REQUIRED WORK:
Lift every line from the entries that includes the word "praktyki".

THE DATA:

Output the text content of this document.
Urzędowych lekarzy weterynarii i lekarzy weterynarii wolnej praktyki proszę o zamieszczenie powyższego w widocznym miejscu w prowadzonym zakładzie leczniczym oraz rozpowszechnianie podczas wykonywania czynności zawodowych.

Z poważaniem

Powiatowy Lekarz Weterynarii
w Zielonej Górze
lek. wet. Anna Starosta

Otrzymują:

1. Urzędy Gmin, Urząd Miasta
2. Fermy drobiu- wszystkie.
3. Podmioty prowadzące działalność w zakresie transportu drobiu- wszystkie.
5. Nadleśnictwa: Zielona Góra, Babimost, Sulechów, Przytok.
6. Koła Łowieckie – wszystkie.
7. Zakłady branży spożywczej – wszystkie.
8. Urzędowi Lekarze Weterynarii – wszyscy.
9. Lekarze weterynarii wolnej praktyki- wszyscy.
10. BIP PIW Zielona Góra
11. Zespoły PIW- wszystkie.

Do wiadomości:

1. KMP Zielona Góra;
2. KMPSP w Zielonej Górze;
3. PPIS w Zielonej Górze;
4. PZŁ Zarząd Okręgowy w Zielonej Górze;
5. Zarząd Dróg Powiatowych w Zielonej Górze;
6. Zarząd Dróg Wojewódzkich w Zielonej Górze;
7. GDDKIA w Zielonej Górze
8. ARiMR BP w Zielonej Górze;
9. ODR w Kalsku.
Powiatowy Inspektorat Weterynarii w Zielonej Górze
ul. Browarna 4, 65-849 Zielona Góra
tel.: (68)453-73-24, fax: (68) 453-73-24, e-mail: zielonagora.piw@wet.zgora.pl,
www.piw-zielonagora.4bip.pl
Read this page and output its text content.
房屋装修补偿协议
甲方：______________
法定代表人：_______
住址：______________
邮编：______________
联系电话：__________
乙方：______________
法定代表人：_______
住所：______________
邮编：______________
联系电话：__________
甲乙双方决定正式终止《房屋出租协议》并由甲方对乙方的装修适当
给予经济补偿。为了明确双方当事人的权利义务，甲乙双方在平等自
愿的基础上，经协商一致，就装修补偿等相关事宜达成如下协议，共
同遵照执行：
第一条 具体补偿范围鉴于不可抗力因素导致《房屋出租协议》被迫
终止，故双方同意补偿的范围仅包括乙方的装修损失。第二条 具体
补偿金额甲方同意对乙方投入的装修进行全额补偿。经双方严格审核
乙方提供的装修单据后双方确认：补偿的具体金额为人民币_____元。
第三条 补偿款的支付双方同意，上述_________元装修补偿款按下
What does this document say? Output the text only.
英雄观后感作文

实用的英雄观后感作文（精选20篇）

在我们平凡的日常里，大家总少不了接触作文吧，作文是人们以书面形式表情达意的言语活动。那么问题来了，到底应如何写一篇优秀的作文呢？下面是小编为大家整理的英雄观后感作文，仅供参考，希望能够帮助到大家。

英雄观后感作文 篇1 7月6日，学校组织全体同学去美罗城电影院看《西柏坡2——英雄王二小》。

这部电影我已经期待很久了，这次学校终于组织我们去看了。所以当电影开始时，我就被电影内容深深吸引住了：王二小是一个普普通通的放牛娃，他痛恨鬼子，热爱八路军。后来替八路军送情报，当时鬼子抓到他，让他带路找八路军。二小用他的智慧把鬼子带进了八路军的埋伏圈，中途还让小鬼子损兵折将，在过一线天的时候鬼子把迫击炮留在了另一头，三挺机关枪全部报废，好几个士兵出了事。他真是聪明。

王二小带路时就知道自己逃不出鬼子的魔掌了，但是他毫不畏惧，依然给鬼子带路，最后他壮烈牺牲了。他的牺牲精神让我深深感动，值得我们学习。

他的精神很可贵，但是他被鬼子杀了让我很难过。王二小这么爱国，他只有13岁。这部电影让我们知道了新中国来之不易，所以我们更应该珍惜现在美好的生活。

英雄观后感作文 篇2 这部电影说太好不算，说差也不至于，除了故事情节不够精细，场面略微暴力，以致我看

RESPONSE TO THIS EXERCISE:
Urzędowych lekarzy weterynarii i lekarzy weterynarii wolnej praktyki proszę o zamieszczenie powyższego w widocznym miejscu w prowadzonym zakładzie leczniczym oraz rozpowszechnianie podczas wykonywania czynności zawodowych.
9. Lekarze weterynarii wolnej praktyki- wszyscy.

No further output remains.